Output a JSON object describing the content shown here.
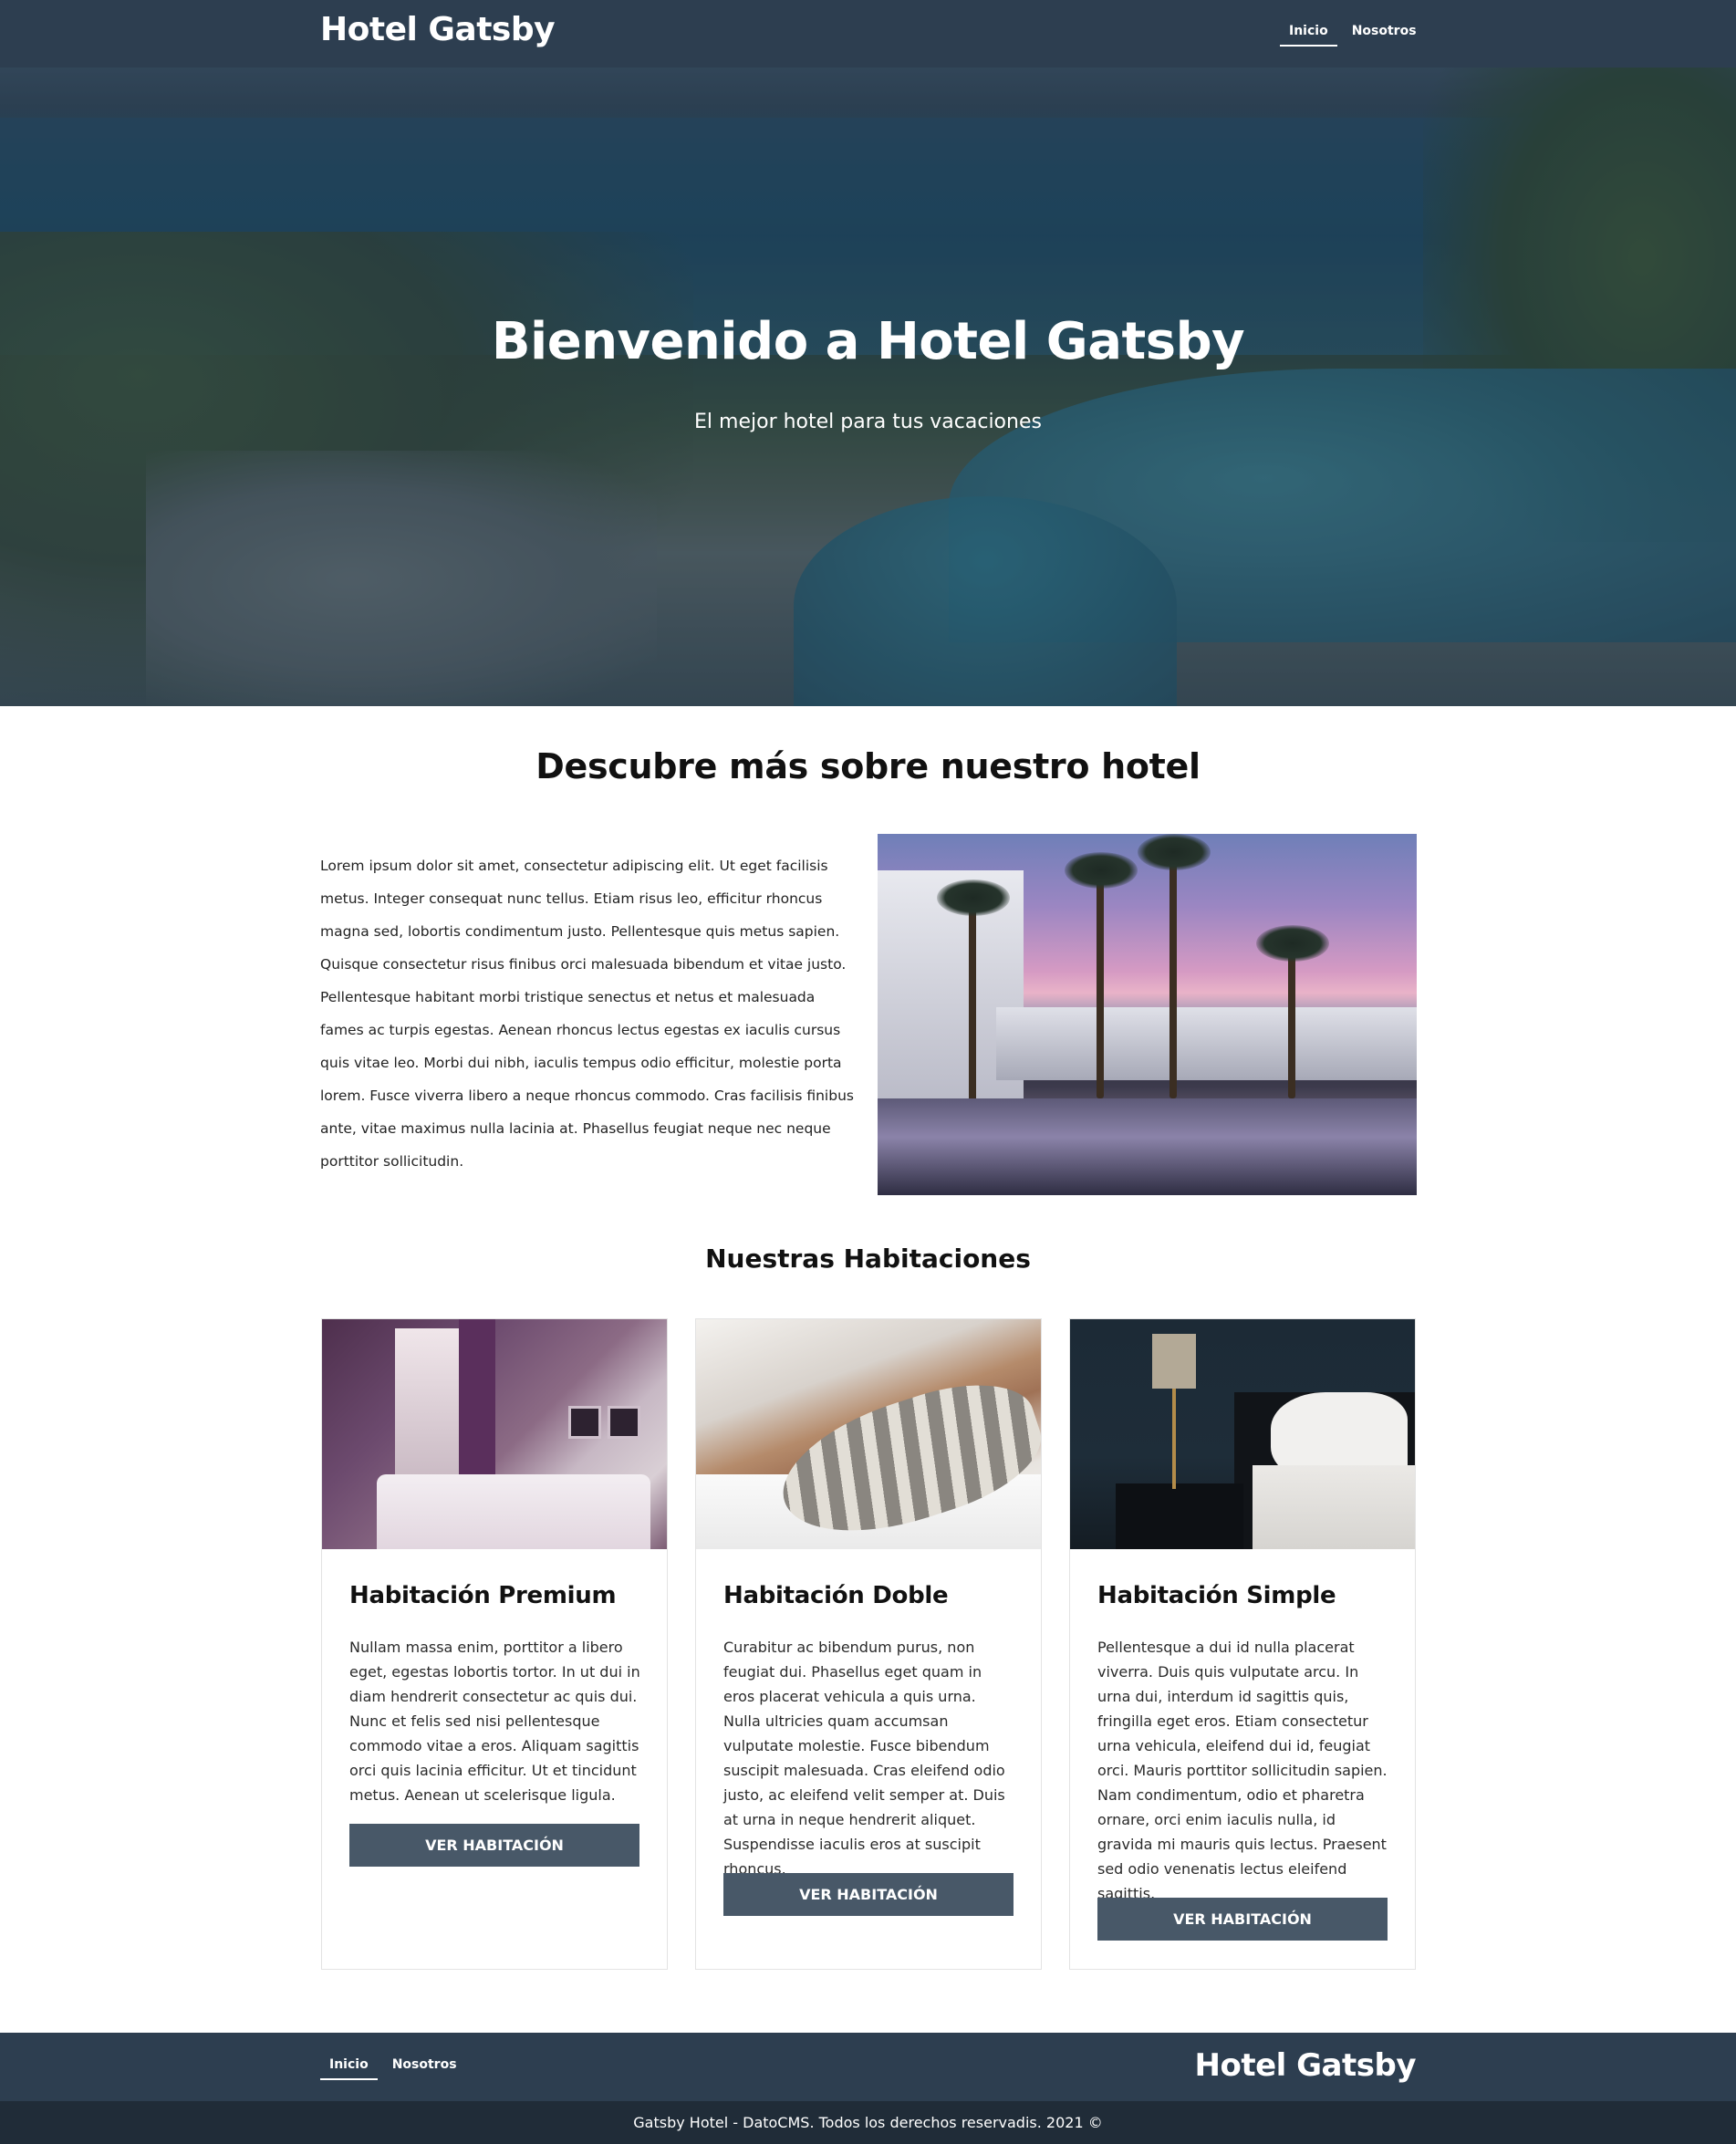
{
  "header": {
    "brand": "Hotel Gatsby",
    "nav": [
      {
        "label": "Inicio",
        "active": true
      },
      {
        "label": "Nosotros",
        "active": false
      }
    ]
  },
  "hero": {
    "title": "Bienvenido a Hotel Gatsby",
    "subtitle": "El mejor hotel para tus vacaciones"
  },
  "about": {
    "title": "Descubre más sobre nuestro hotel",
    "text": "Lorem ipsum dolor sit amet, consectetur adipiscing elit. Ut eget facilisis metus. Integer consequat nunc tellus. Etiam risus leo, efficitur rhoncus magna sed, lobortis condimentum justo. Pellentesque quis metus sapien. Quisque consectetur risus finibus orci malesuada bibendum et vitae justo. Pellentesque habitant morbi tristique senectus et netus et malesuada fames ac turpis egestas. Aenean rhoncus lectus egestas ex iaculis cursus quis vitae leo. Morbi dui nibh, iaculis tempus odio efficitur, molestie porta lorem. Fusce viverra libero a neque rhoncus commodo. Cras facilisis finibus ante, vitae maximus nulla lacinia at. Phasellus feugiat neque nec neque porttitor sollicitudin."
  },
  "rooms": {
    "title": "Nuestras Habitaciones",
    "items": [
      {
        "name": "Habitación Premium",
        "description": "Nullam massa enim, porttitor a libero eget, egestas lobortis tortor. In ut dui in diam hendrerit consectetur ac quis dui. Nunc et felis sed nisi pellentesque commodo vitae a eros. Aliquam sagittis orci quis lacinia efficitur. Ut et tincidunt metus. Aenean ut scelerisque ligula.",
        "button": "VER HABITACIÓN"
      },
      {
        "name": "Habitación Doble",
        "description": "Curabitur ac bibendum purus, non feugiat dui. Phasellus eget quam in eros placerat vehicula a quis urna. Nulla ultricies quam accumsan vulputate molestie. Fusce bibendum suscipit malesuada. Cras eleifend odio justo, ac eleifend velit semper at. Duis at urna in neque hendrerit aliquet. Suspendisse iaculis eros at suscipit rhoncus.",
        "button": "VER HABITACIÓN"
      },
      {
        "name": "Habitación Simple",
        "description": "Pellentesque a dui id nulla placerat viverra. Duis quis vulputate arcu. In urna dui, interdum id sagittis quis, fringilla eget eros. Etiam consectetur urna vehicula, eleifend dui id, feugiat orci. Mauris porttitor sollicitudin sapien. Nam condimentum, odio et pharetra ornare, orci enim iaculis nulla, id gravida mi mauris quis lectus. Praesent sed odio venenatis lectus eleifend sagittis.",
        "button": "VER HABITACIÓN"
      }
    ]
  },
  "footer": {
    "nav": [
      {
        "label": "Inicio",
        "active": true
      },
      {
        "label": "Nosotros",
        "active": false
      }
    ],
    "brand": "Hotel Gatsby",
    "copyright": "Gatsby Hotel - DatoCMS. Todos los derechos reservadis. 2021 ©"
  },
  "colors": {
    "header_bg": "#2d3e50",
    "copyright_bg": "#202c38",
    "button_bg": "#485868"
  }
}
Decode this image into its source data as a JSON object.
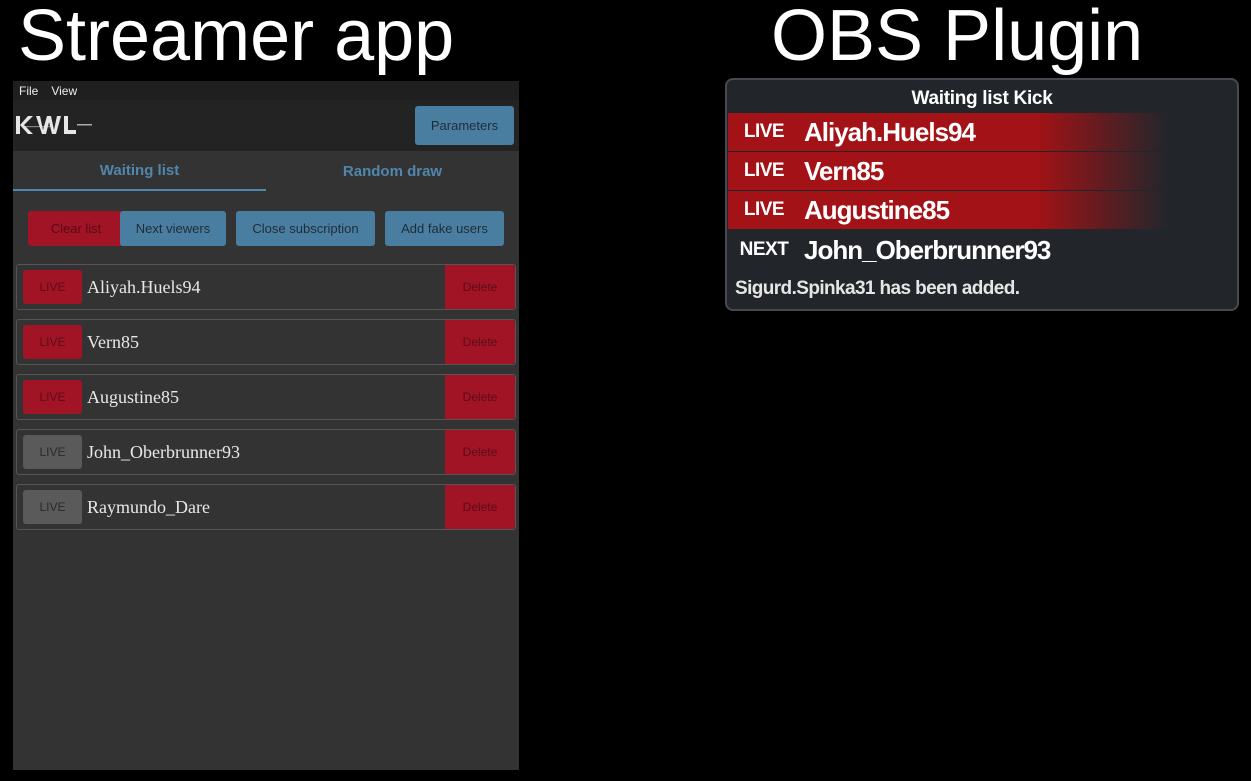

┄┄┄┄┄┄┄┄┄┄┄┄┄┄┄┄┄┄┄┄

# WORK TO BE COMPLETED
Your task is to return the entries above exactly, with no pictures.

# RESPONSE BELOW
Output a JSON object describing the content shown here.
{
  "header": {
    "brand": "Hotel Gatsby",
    "nav": [
      {
        "label": "Inicio",
        "active": true
      },
      {
        "label": "Nosotros",
        "active": false
      }
    ]
  },
  "hero": {
    "title": "Bienvenido a Hotel Gatsby",
    "subtitle": "El mejor hotel para tus vacaciones"
  },
  "about": {
    "title": "Descubre más sobre nuestro hotel",
    "text": "Lorem ipsum dolor sit amet, consectetur adipiscing elit. Ut eget facilisis metus. Integer consequat nunc tellus. Etiam risus leo, efficitur rhoncus magna sed, lobortis condimentum justo. Pellentesque quis metus sapien. Quisque consectetur risus finibus orci malesuada bibendum et vitae justo. Pellentesque habitant morbi tristique senectus et netus et malesuada fames ac turpis egestas. Aenean rhoncus lectus egestas ex iaculis cursus quis vitae leo. Morbi dui nibh, iaculis tempus odio efficitur, molestie porta lorem. Fusce viverra libero a neque rhoncus commodo. Cras facilisis finibus ante, vitae maximus nulla lacinia at. Phasellus feugiat neque nec neque porttitor sollicitudin."
  },
  "rooms": {
    "title": "Nuestras Habitaciones",
    "items": [
      {
        "name": "Habitación Premium",
        "description": "Nullam massa enim, porttitor a libero eget, egestas lobortis tortor. In ut dui in diam hendrerit consectetur ac quis dui. Nunc et felis sed nisi pellentesque commodo vitae a eros. Aliquam sagittis orci quis lacinia efficitur. Ut et tincidunt metus. Aenean ut scelerisque ligula.",
        "button": "VER HABITACIÓN"
      },
      {
        "name": "Habitación Doble",
        "description": "Curabitur ac bibendum purus, non feugiat dui. Phasellus eget quam in eros placerat vehicula a quis urna. Nulla ultricies quam accumsan vulputate molestie. Fusce bibendum suscipit malesuada. Cras eleifend odio justo, ac eleifend velit semper at. Duis at urna in neque hendrerit aliquet. Suspendisse iaculis eros at suscipit rhoncus.",
        "button": "VER HABITACIÓN"
      },
      {
        "name": "Habitación Simple",
        "description": "Pellentesque a dui id nulla placerat viverra. Duis quis vulputate arcu. In urna dui, interdum id sagittis quis, fringilla eget eros. Etiam consectetur urna vehicula, eleifend dui id, feugiat orci. Mauris porttitor sollicitudin sapien. Nam condimentum, odio et pharetra ornare, orci enim iaculis nulla, id gravida mi mauris quis lectus. Praesent sed odio venenatis lectus eleifend sagittis.",
        "button": "VER HABITACIÓN"
      }
    ]
  },
  "footer": {
    "nav": [
      {
        "label": "Inicio",
        "active": true
      },
      {
        "label": "Nosotros",
        "active": false
      }
    ],
    "brand": "Hotel Gatsby",
    "copyright": "Gatsby Hotel - DatoCMS. Todos los derechos reservadis. 2021 ©"
  },
  "colors": {
    "header_bg": "#2d3e50",
    "copyright_bg": "#202c38",
    "button_bg": "#485868"
  }
}
Decode this image into its source data as a JSON object.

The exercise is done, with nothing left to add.